>> BEGIN PROVIDED RECORDS

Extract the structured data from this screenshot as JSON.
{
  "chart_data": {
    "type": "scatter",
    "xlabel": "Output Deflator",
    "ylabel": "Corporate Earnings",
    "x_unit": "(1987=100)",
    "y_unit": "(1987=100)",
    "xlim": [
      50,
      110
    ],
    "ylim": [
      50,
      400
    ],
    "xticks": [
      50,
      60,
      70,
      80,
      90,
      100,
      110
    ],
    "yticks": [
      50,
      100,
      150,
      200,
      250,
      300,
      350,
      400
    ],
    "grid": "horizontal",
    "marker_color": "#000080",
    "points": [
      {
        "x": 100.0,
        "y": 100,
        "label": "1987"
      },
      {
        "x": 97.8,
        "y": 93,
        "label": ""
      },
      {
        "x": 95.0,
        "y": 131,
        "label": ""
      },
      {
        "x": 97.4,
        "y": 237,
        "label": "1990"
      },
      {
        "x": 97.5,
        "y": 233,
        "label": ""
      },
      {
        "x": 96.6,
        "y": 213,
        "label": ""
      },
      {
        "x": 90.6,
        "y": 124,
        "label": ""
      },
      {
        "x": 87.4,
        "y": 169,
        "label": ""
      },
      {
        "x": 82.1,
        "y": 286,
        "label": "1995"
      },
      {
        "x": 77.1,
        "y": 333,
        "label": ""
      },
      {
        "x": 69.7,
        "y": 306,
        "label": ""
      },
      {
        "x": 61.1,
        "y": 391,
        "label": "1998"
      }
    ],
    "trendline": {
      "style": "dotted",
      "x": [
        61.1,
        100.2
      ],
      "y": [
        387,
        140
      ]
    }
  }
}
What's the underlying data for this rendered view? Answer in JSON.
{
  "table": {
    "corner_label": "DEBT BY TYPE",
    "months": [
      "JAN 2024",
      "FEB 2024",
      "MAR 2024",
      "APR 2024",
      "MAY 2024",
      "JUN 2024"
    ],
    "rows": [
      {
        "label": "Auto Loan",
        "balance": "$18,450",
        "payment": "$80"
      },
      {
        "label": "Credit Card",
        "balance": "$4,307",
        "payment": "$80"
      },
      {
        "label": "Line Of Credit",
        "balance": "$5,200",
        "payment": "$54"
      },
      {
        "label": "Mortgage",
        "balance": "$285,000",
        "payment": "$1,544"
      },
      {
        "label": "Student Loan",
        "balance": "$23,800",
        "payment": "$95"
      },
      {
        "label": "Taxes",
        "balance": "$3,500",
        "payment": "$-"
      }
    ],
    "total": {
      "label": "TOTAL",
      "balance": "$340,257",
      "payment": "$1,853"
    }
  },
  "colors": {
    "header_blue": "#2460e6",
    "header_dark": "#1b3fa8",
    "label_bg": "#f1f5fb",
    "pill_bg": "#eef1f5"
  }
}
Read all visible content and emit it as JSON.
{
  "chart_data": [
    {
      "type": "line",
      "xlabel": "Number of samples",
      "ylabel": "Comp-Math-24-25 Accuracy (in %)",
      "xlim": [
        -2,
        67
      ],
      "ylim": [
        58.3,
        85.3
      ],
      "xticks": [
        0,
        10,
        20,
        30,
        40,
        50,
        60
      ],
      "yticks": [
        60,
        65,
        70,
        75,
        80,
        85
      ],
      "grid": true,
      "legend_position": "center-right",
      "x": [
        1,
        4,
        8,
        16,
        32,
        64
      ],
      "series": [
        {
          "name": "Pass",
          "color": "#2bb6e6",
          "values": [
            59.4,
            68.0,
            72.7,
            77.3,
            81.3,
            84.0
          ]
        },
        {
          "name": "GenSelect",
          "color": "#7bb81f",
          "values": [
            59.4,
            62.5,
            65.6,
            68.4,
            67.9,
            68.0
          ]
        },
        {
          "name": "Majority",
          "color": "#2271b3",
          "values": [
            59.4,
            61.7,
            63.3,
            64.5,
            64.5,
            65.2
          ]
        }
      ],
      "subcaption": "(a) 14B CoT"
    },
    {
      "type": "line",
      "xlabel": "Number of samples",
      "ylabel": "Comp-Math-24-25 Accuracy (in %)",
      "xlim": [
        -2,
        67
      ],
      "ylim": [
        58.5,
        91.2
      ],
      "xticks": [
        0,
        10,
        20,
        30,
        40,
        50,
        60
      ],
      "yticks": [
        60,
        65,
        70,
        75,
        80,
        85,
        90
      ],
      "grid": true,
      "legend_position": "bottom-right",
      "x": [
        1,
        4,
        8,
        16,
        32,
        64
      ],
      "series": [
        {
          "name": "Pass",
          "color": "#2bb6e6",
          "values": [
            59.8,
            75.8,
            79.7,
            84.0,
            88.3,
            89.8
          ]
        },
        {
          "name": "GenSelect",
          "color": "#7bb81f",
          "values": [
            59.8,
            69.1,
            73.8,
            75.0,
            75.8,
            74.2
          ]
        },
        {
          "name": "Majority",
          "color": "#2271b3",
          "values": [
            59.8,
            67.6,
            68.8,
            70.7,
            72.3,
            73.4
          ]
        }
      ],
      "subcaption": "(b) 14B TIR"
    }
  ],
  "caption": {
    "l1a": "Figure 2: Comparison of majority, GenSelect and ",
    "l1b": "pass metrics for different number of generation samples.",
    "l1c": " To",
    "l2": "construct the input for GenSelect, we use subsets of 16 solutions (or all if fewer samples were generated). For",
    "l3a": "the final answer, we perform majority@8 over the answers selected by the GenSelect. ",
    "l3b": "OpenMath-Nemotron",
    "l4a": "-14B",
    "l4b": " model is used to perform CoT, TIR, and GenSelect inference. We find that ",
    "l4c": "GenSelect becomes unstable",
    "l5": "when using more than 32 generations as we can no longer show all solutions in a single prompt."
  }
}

>> END PROVIDED RECORDS

» **PROBLEM**: The records above should be repeated in full, exactly as given.

» **EXERCISE RESULT**:
Extract the structured data from this screenshot as JSON.
{
  "chart_data": {
    "type": "scatter",
    "xlabel": "Output Deflator",
    "ylabel": "Corporate Earnings",
    "x_unit": "(1987=100)",
    "y_unit": "(1987=100)",
    "xlim": [
      50,
      110
    ],
    "ylim": [
      50,
      400
    ],
    "xticks": [
      50,
      60,
      70,
      80,
      90,
      100,
      110
    ],
    "yticks": [
      50,
      100,
      150,
      200,
      250,
      300,
      350,
      400
    ],
    "grid": "horizontal",
    "marker_color": "#000080",
    "points": [
      {
        "x": 100.0,
        "y": 100,
        "label": "1987"
      },
      {
        "x": 97.8,
        "y": 93,
        "label": ""
      },
      {
        "x": 95.0,
        "y": 131,
        "label": ""
      },
      {
        "x": 97.4,
        "y": 237,
        "label": "1990"
      },
      {
        "x": 97.5,
        "y": 233,
        "label": ""
      },
      {
        "x": 96.6,
        "y": 213,
        "label": ""
      },
      {
        "x": 90.6,
        "y": 124,
        "label": ""
      },
      {
        "x": 87.4,
        "y": 169,
        "label": ""
      },
      {
        "x": 82.1,
        "y": 286,
        "label": "1995"
      },
      {
        "x": 77.1,
        "y": 333,
        "label": ""
      },
      {
        "x": 69.7,
        "y": 306,
        "label": ""
      },
      {
        "x": 61.1,
        "y": 391,
        "label": "1998"
      }
    ],
    "trendline": {
      "style": "dotted",
      "x": [
        61.1,
        100.2
      ],
      "y": [
        387,
        140
      ]
    }
  }
}
What's the underlying data for this rendered view? Answer in JSON.
{
  "table": {
    "corner_label": "DEBT BY TYPE",
    "months": [
      "JAN 2024",
      "FEB 2024",
      "MAR 2024",
      "APR 2024",
      "MAY 2024",
      "JUN 2024"
    ],
    "rows": [
      {
        "label": "Auto Loan",
        "balance": "$18,450",
        "payment": "$80"
      },
      {
        "label": "Credit Card",
        "balance": "$4,307",
        "payment": "$80"
      },
      {
        "label": "Line Of Credit",
        "balance": "$5,200",
        "payment": "$54"
      },
      {
        "label": "Mortgage",
        "balance": "$285,000",
        "payment": "$1,544"
      },
      {
        "label": "Student Loan",
        "balance": "$23,800",
        "payment": "$95"
      },
      {
        "label": "Taxes",
        "balance": "$3,500",
        "payment": "$-"
      }
    ],
    "total": {
      "label": "TOTAL",
      "balance": "$340,257",
      "payment": "$1,853"
    }
  },
  "colors": {
    "header_blue": "#2460e6",
    "header_dark": "#1b3fa8",
    "label_bg": "#f1f5fb",
    "pill_bg": "#eef1f5"
  }
}
Read all visible content and emit it as JSON.
{
  "chart_data": [
    {
      "type": "line",
      "xlabel": "Number of samples",
      "ylabel": "Comp-Math-24-25 Accuracy (in %)",
      "xlim": [
        -2,
        67
      ],
      "ylim": [
        58.3,
        85.3
      ],
      "xticks": [
        0,
        10,
        20,
        30,
        40,
        50,
        60
      ],
      "yticks": [
        60,
        65,
        70,
        75,
        80,
        85
      ],
      "grid": true,
      "legend_position": "center-right",
      "x": [
        1,
        4,
        8,
        16,
        32,
        64
      ],
      "series": [
        {
          "name": "Pass",
          "color": "#2bb6e6",
          "values": [
            59.4,
            68.0,
            72.7,
            77.3,
            81.3,
            84.0
          ]
        },
        {
          "name": "GenSelect",
          "color": "#7bb81f",
          "values": [
            59.4,
            62.5,
            65.6,
            68.4,
            67.9,
            68.0
          ]
        },
        {
          "name": "Majority",
          "color": "#2271b3",
          "values": [
            59.4,
            61.7,
            63.3,
            64.5,
            64.5,
            65.2
          ]
        }
      ],
      "subcaption": "(a) 14B CoT"
    },
    {
      "type": "line",
      "xlabel": "Number of samples",
      "ylabel": "Comp-Math-24-25 Accuracy (in %)",
      "xlim": [
        -2,
        67
      ],
      "ylim": [
        58.5,
        91.2
      ],
      "xticks": [
        0,
        10,
        20,
        30,
        40,
        50,
        60
      ],
      "yticks": [
        60,
        65,
        70,
        75,
        80,
        85,
        90
      ],
      "grid": true,
      "legend_position": "bottom-right",
      "x": [
        1,
        4,
        8,
        16,
        32,
        64
      ],
      "series": [
        {
          "name": "Pass",
          "color": "#2bb6e6",
          "values": [
            59.8,
            75.8,
            79.7,
            84.0,
            88.3,
            89.8
          ]
        },
        {
          "name": "GenSelect",
          "color": "#7bb81f",
          "values": [
            59.8,
            69.1,
            73.8,
            75.0,
            75.8,
            74.2
          ]
        },
        {
          "name": "Majority",
          "color": "#2271b3",
          "values": [
            59.8,
            67.6,
            68.8,
            70.7,
            72.3,
            73.4
          ]
        }
      ],
      "subcaption": "(b) 14B TIR"
    }
  ],
  "caption": {
    "l1a": "Figure 2: Comparison of majority, GenSelect and ",
    "l1b": "pass metrics for different number of generation samples.",
    "l1c": " To",
    "l2": "construct the input for GenSelect, we use subsets of 16 solutions (or all if fewer samples were generated). For",
    "l3a": "the final answer, we perform majority@8 over the answers selected by the GenSelect. ",
    "l3b": "OpenMath-Nemotron",
    "l4a": "-14B",
    "l4b": " model is used to perform CoT, TIR, and GenSelect inference. We find that ",
    "l4c": "GenSelect becomes unstable",
    "l5": "when using more than 32 generations as we can no longer show all solutions in a single prompt."
  }
}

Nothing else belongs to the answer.